[Records from a data collection]

--------------------

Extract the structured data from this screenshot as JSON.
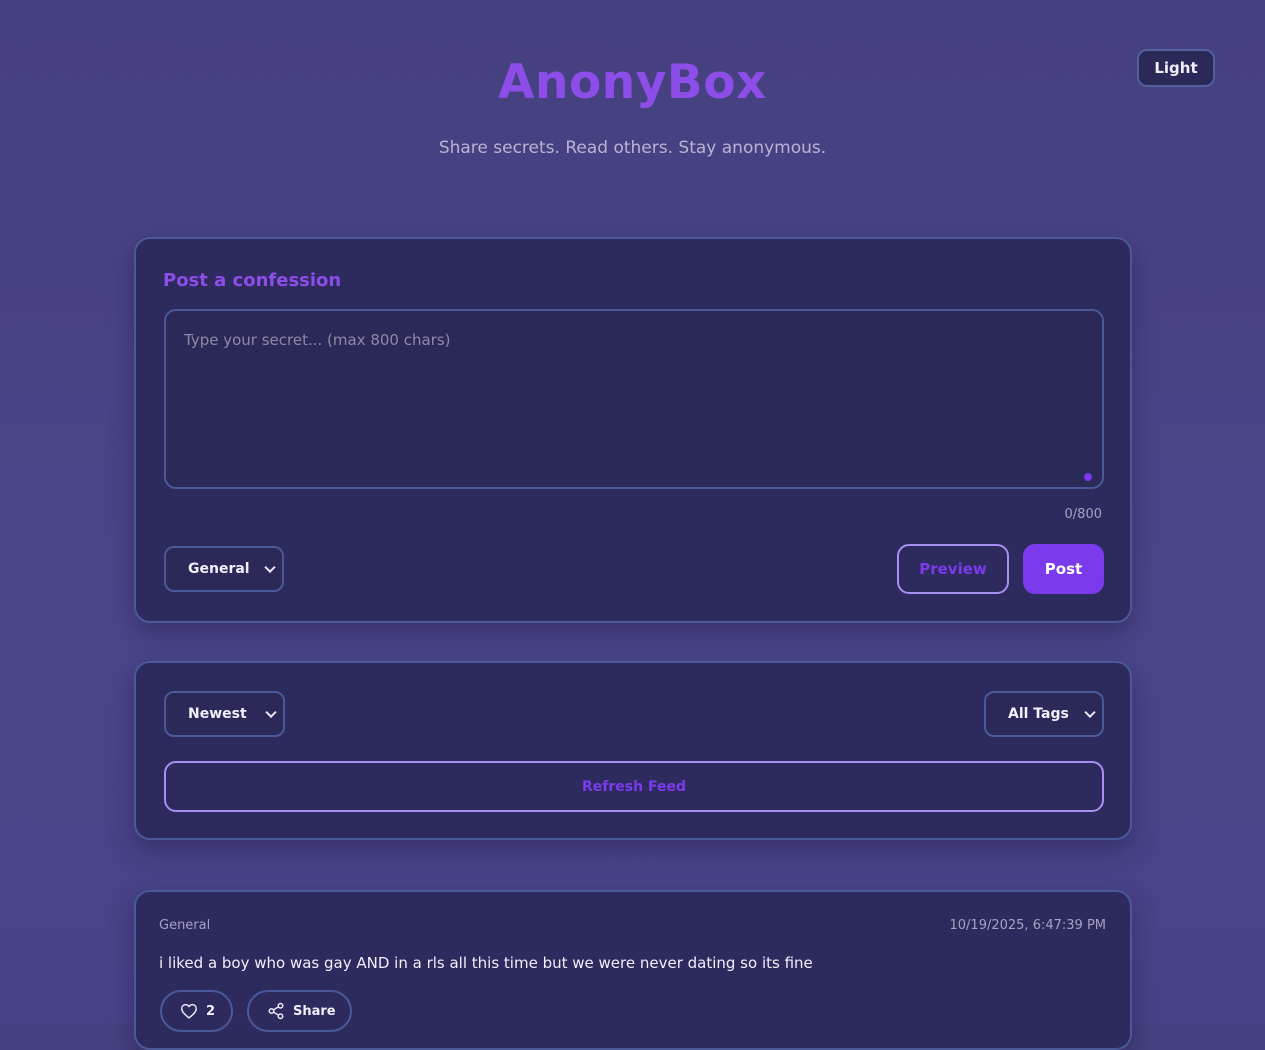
{
  "app": {
    "title": "AnonyBox",
    "subtitle": "Share secrets. Read others. Stay anonymous.",
    "theme_toggle": "Light"
  },
  "compose": {
    "heading": "Post a confession",
    "placeholder": "Type your secret... (max 800 chars)",
    "counter": "0/800",
    "category_selected": "General",
    "preview_label": "Preview",
    "post_label": "Post"
  },
  "feed_controls": {
    "sort_selected": "Newest",
    "tag_selected": "All Tags",
    "refresh_label": "Refresh Feed"
  },
  "entries": [
    {
      "tag": "General",
      "timestamp": "10/19/2025, 6:47:39 PM",
      "text": "i liked a boy who was gay AND in a rls all this time but we were never dating so its fine",
      "likes": "2",
      "share_label": "Share"
    }
  ],
  "colors": {
    "accent": "#7c3aed",
    "title": "#8d4de8",
    "card_bg": "#2d2b5e",
    "border": "#4b5899"
  },
  "icons": {
    "like": "heart-icon",
    "share": "share-icon",
    "dropdown": "chevron-down-icon"
  }
}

--------------------

● **Goal**: Set the data above down again exactly as given, with no pictures.

● **Solution to this exercise**:
Extract the structured data from this screenshot as JSON.
{
  "app": {
    "title": "AnonyBox",
    "subtitle": "Share secrets. Read others. Stay anonymous.",
    "theme_toggle": "Light"
  },
  "compose": {
    "heading": "Post a confession",
    "placeholder": "Type your secret... (max 800 chars)",
    "counter": "0/800",
    "category_selected": "General",
    "preview_label": "Preview",
    "post_label": "Post"
  },
  "feed_controls": {
    "sort_selected": "Newest",
    "tag_selected": "All Tags",
    "refresh_label": "Refresh Feed"
  },
  "entries": [
    {
      "tag": "General",
      "timestamp": "10/19/2025, 6:47:39 PM",
      "text": "i liked a boy who was gay AND in a rls all this time but we were never dating so its fine",
      "likes": "2",
      "share_label": "Share"
    }
  ],
  "colors": {
    "accent": "#7c3aed",
    "title": "#8d4de8",
    "card_bg": "#2d2b5e",
    "border": "#4b5899"
  },
  "icons": {
    "like": "heart-icon",
    "share": "share-icon",
    "dropdown": "chevron-down-icon"
  }
}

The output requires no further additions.